=== INSTRUCTIONS FOR THE TASK ===
Omit all images. Transcribe the rest of the material below exactly.

=== RECORD LIST ===

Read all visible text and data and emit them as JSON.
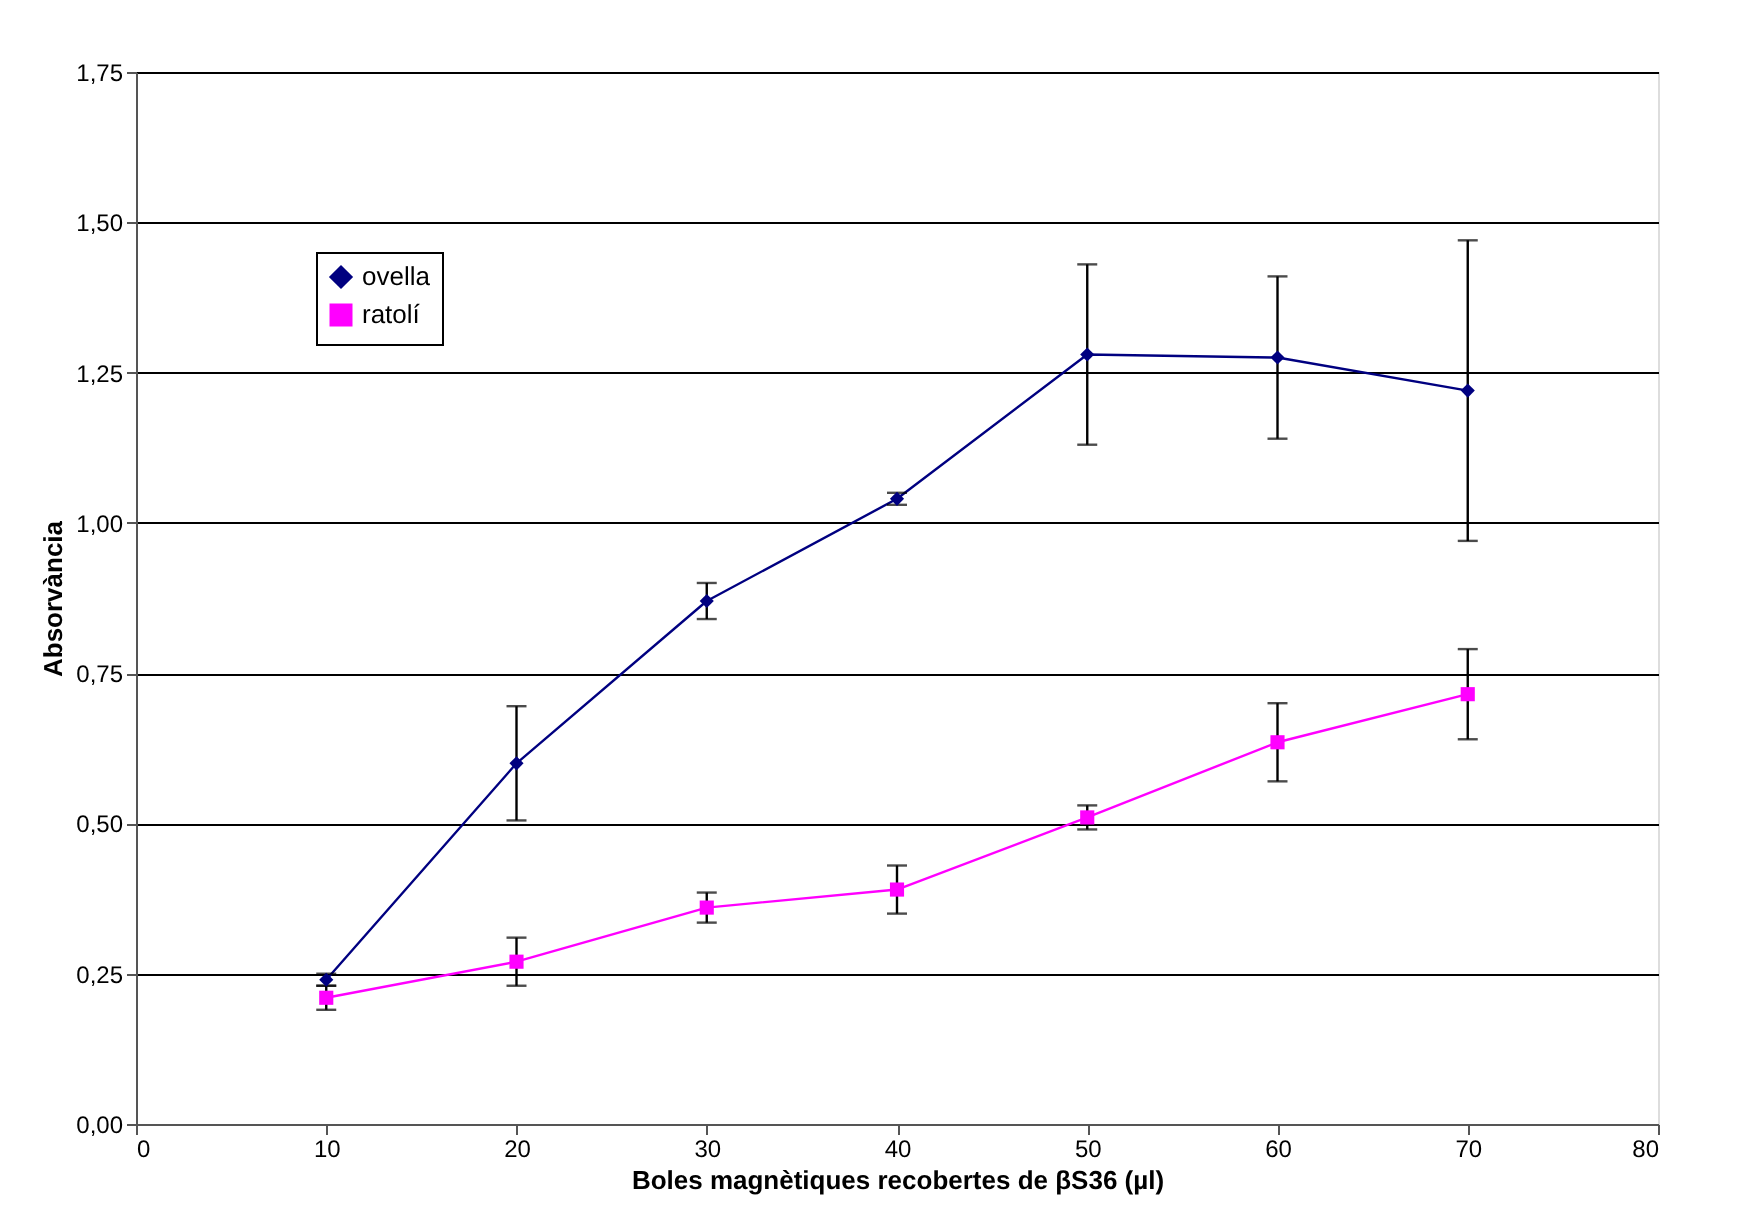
{
  "chart_data": {
    "type": "line",
    "xlabel": "Boles magnètiques recobertes de βS36 (µl)",
    "ylabel": "Absorvància",
    "x": [
      10,
      20,
      30,
      40,
      50,
      60,
      70
    ],
    "series": [
      {
        "name": "ovella",
        "color": "#000080",
        "marker": "diamond",
        "values": [
          0.24,
          0.6,
          0.87,
          1.04,
          1.28,
          1.275,
          1.22
        ],
        "errors": [
          0.01,
          0.095,
          0.03,
          0.01,
          0.15,
          0.135,
          0.25
        ]
      },
      {
        "name": "ratolí",
        "color": "#ff00ff",
        "marker": "square",
        "values": [
          0.21,
          0.27,
          0.36,
          0.39,
          0.51,
          0.635,
          0.715
        ],
        "errors": [
          0.02,
          0.04,
          0.025,
          0.04,
          0.02,
          0.065,
          0.075
        ]
      }
    ],
    "xlim": [
      0,
      80
    ],
    "xticks": [
      0,
      10,
      20,
      30,
      40,
      50,
      60,
      70,
      80
    ],
    "ylim": [
      0,
      1.75
    ],
    "yticks": [
      {
        "value": 0,
        "label": "0,00"
      },
      {
        "value": 0.25,
        "label": "0,25"
      },
      {
        "value": 0.5,
        "label": "0,50"
      },
      {
        "value": 0.75,
        "label": "0,75"
      },
      {
        "value": 1.0,
        "label": "1,00"
      },
      {
        "value": 1.25,
        "label": "1,25"
      },
      {
        "value": 1.5,
        "label": "1,50"
      },
      {
        "value": 1.75,
        "label": "1,75"
      }
    ],
    "grid": "y",
    "legend": "top left",
    "line_style": "solid"
  }
}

=== CORRECT OUTPUT ===
Read all visible text and data and emit them as JSON.
{
  "chart_data": {
    "type": "line",
    "xlabel": "Boles magnètiques recobertes de βS36 (µl)",
    "ylabel": "Absorvància",
    "x": [
      10,
      20,
      30,
      40,
      50,
      60,
      70
    ],
    "series": [
      {
        "name": "ovella",
        "color": "#000080",
        "marker": "diamond",
        "values": [
          0.24,
          0.6,
          0.87,
          1.04,
          1.28,
          1.275,
          1.22
        ],
        "errors": [
          0.01,
          0.095,
          0.03,
          0.01,
          0.15,
          0.135,
          0.25
        ]
      },
      {
        "name": "ratolí",
        "color": "#ff00ff",
        "marker": "square",
        "values": [
          0.21,
          0.27,
          0.36,
          0.39,
          0.51,
          0.635,
          0.715
        ],
        "errors": [
          0.02,
          0.04,
          0.025,
          0.04,
          0.02,
          0.065,
          0.075
        ]
      }
    ],
    "xlim": [
      0,
      80
    ],
    "xticks": [
      0,
      10,
      20,
      30,
      40,
      50,
      60,
      70,
      80
    ],
    "ylim": [
      0,
      1.75
    ],
    "yticks": [
      {
        "value": 0,
        "label": "0,00"
      },
      {
        "value": 0.25,
        "label": "0,25"
      },
      {
        "value": 0.5,
        "label": "0,50"
      },
      {
        "value": 0.75,
        "label": "0,75"
      },
      {
        "value": 1.0,
        "label": "1,00"
      },
      {
        "value": 1.25,
        "label": "1,25"
      },
      {
        "value": 1.5,
        "label": "1,50"
      },
      {
        "value": 1.75,
        "label": "1,75"
      }
    ],
    "grid": "y",
    "legend": "top left",
    "line_style": "solid"
  }
}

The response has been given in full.